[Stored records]
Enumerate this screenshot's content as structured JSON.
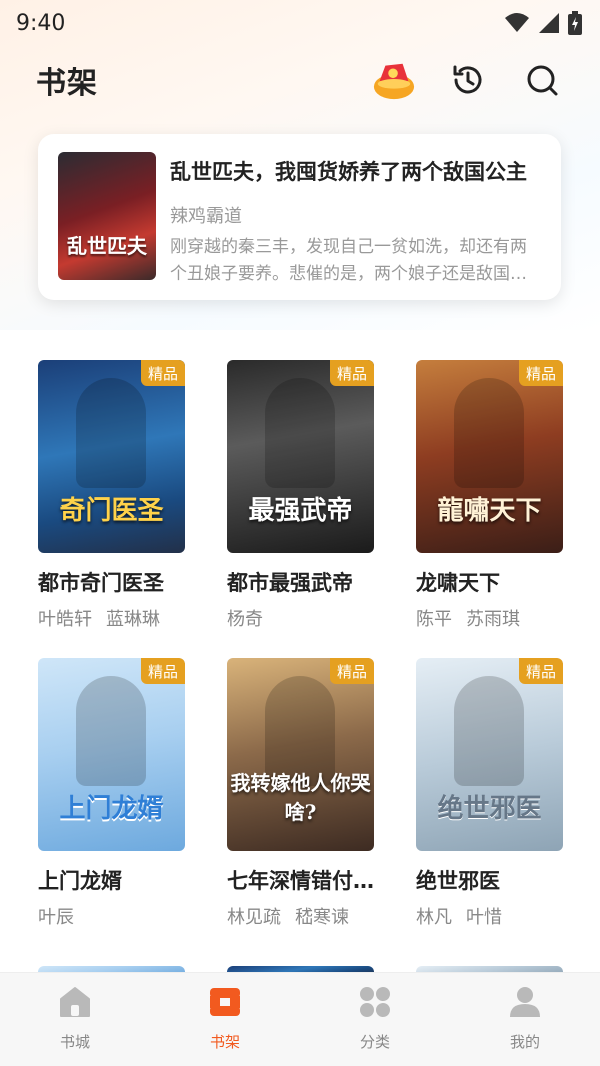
{
  "status_bar": {
    "time": "9:40"
  },
  "header": {
    "title": "书架"
  },
  "recent": {
    "title": "乱世匹夫，我囤货娇养了两个敌国公主",
    "author": "辣鸡霸道",
    "description": "刚穿越的秦三丰，发现自己一贫如洗，却还有两个丑娘子要养。悲催的是，两个娘子还是敌国公主……",
    "cover_title": "乱世匹夫"
  },
  "badge_label": "精品",
  "books": [
    {
      "title": "都市奇门医圣",
      "authors": [
        "叶皓轩",
        "蓝琳琳"
      ],
      "cover_text": "奇门医圣"
    },
    {
      "title": "都市最强武帝",
      "authors": [
        "杨奇"
      ],
      "cover_text": "最强武帝"
    },
    {
      "title": "龙啸天下",
      "authors": [
        "陈平",
        "苏雨琪"
      ],
      "cover_text": "龍嘯天下"
    },
    {
      "title": "上门龙婿",
      "authors": [
        "叶辰"
      ],
      "cover_text": "上门龙婿"
    },
    {
      "title": "七年深情错付，我转嫁他人你哭啥",
      "authors": [
        "林见疏",
        "嵇寒谏"
      ],
      "cover_text": "我转嫁他人你哭啥?"
    },
    {
      "title": "绝世邪医",
      "authors": [
        "林凡",
        "叶惜"
      ],
      "cover_text": "绝世邪医"
    }
  ],
  "nav": [
    {
      "label": "书城",
      "icon": "home-icon"
    },
    {
      "label": "书架",
      "icon": "bookshelf-icon"
    },
    {
      "label": "分类",
      "icon": "category-icon"
    },
    {
      "label": "我的",
      "icon": "profile-icon"
    }
  ],
  "colors": {
    "accent": "#f25a1f",
    "badge": "#e5a020"
  }
}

Prompt —
Without including any pictures, print all of the material exactly as given.

Correct answer —
Enumerate this screenshot's content as structured JSON.
{
  "status_bar": {
    "time": "9:40"
  },
  "header": {
    "title": "书架"
  },
  "recent": {
    "title": "乱世匹夫，我囤货娇养了两个敌国公主",
    "author": "辣鸡霸道",
    "description": "刚穿越的秦三丰，发现自己一贫如洗，却还有两个丑娘子要养。悲催的是，两个娘子还是敌国公主……",
    "cover_title": "乱世匹夫"
  },
  "badge_label": "精品",
  "books": [
    {
      "title": "都市奇门医圣",
      "authors": [
        "叶皓轩",
        "蓝琳琳"
      ],
      "cover_text": "奇门医圣"
    },
    {
      "title": "都市最强武帝",
      "authors": [
        "杨奇"
      ],
      "cover_text": "最强武帝"
    },
    {
      "title": "龙啸天下",
      "authors": [
        "陈平",
        "苏雨琪"
      ],
      "cover_text": "龍嘯天下"
    },
    {
      "title": "上门龙婿",
      "authors": [
        "叶辰"
      ],
      "cover_text": "上门龙婿"
    },
    {
      "title": "七年深情错付，我转嫁他人你哭啥",
      "authors": [
        "林见疏",
        "嵇寒谏"
      ],
      "cover_text": "我转嫁他人你哭啥?"
    },
    {
      "title": "绝世邪医",
      "authors": [
        "林凡",
        "叶惜"
      ],
      "cover_text": "绝世邪医"
    }
  ],
  "nav": [
    {
      "label": "书城",
      "icon": "home-icon"
    },
    {
      "label": "书架",
      "icon": "bookshelf-icon"
    },
    {
      "label": "分类",
      "icon": "category-icon"
    },
    {
      "label": "我的",
      "icon": "profile-icon"
    }
  ],
  "colors": {
    "accent": "#f25a1f",
    "badge": "#e5a020"
  }
}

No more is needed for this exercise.